→ Stated goal
Read the records and write them out again exactly.

[Stored entries]
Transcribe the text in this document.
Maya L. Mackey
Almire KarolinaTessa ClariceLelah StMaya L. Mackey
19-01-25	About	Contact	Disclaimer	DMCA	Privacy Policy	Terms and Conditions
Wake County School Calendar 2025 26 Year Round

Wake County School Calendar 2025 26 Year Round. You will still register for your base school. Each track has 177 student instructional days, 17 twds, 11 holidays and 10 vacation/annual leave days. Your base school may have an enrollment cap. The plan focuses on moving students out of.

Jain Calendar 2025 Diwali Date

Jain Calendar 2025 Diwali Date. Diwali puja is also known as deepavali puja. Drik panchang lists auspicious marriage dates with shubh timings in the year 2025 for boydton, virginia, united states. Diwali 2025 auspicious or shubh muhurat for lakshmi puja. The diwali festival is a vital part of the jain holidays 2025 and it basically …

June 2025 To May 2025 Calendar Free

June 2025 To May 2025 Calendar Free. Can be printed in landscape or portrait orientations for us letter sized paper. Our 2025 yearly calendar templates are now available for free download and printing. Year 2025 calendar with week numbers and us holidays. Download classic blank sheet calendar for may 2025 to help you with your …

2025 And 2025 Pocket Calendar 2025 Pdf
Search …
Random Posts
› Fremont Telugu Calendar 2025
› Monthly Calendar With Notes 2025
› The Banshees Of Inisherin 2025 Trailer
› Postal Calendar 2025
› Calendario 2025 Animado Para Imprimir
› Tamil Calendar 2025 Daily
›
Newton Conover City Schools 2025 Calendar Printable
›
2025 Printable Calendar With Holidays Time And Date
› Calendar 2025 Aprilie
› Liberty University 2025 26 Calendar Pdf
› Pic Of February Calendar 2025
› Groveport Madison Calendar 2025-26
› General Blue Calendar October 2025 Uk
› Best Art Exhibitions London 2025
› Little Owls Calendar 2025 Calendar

→ Output of the task
Transcribe the text in this document.
Maya L. Mackey
Almire KarolinaTessa ClariceLelah StMaya L. Mackey
19-01-25	About	Contact	Disclaimer	DMCA	Privacy Policy	Terms and Conditions
Wake County School Calendar 2025 26 Year Round

Wake County School Calendar 2025 26 Year Round. You will still register for your base school. Each track has 177 student instructional days, 17 twds, 11 holidays and 10 vacation/annual leave days. Your base school may have an enrollment cap. The plan focuses on moving students out of.

Jain Calendar 2025 Diwali Date

Jain Calendar 2025 Diwali Date. Diwali puja is also known as deepavali puja. Drik panchang lists auspicious marriage dates with shubh timings in the year 2025 for boydton, virginia, united states. Diwali 2025 auspicious or shubh muhurat for lakshmi puja. The diwali festival is a vital part of the jain holidays 2025 and it basically …

June 2025 To May 2025 Calendar Free

June 2025 To May 2025 Calendar Free. Can be printed in landscape or portrait orientations for us letter sized paper. Our 2025 yearly calendar templates are now available for free download and printing. Year 2025 calendar with week numbers and us holidays. Download classic blank sheet calendar for may 2025 to help you with your …

2025 And 2025 Pocket Calendar 2025 Pdf
Search …
Random Posts
› Fremont Telugu Calendar 2025
› Monthly Calendar With Notes 2025
› The Banshees Of Inisherin 2025 Trailer
› Postal Calendar 2025
› Calendario 2025 Animado Para Imprimir
› Tamil Calendar 2025 Daily
›
Newton Conover City Schools 2025 Calendar Printable
›
2025 Printable Calendar With Holidays Time And Date
› Calendar 2025 Aprilie
› Liberty University 2025 26 Calendar Pdf
› Pic Of February Calendar 2025
› Groveport Madison Calendar 2025-26
› General Blue Calendar October 2025 Uk
› Best Art Exhibitions London 2025
› Little Owls Calendar 2025 Calendar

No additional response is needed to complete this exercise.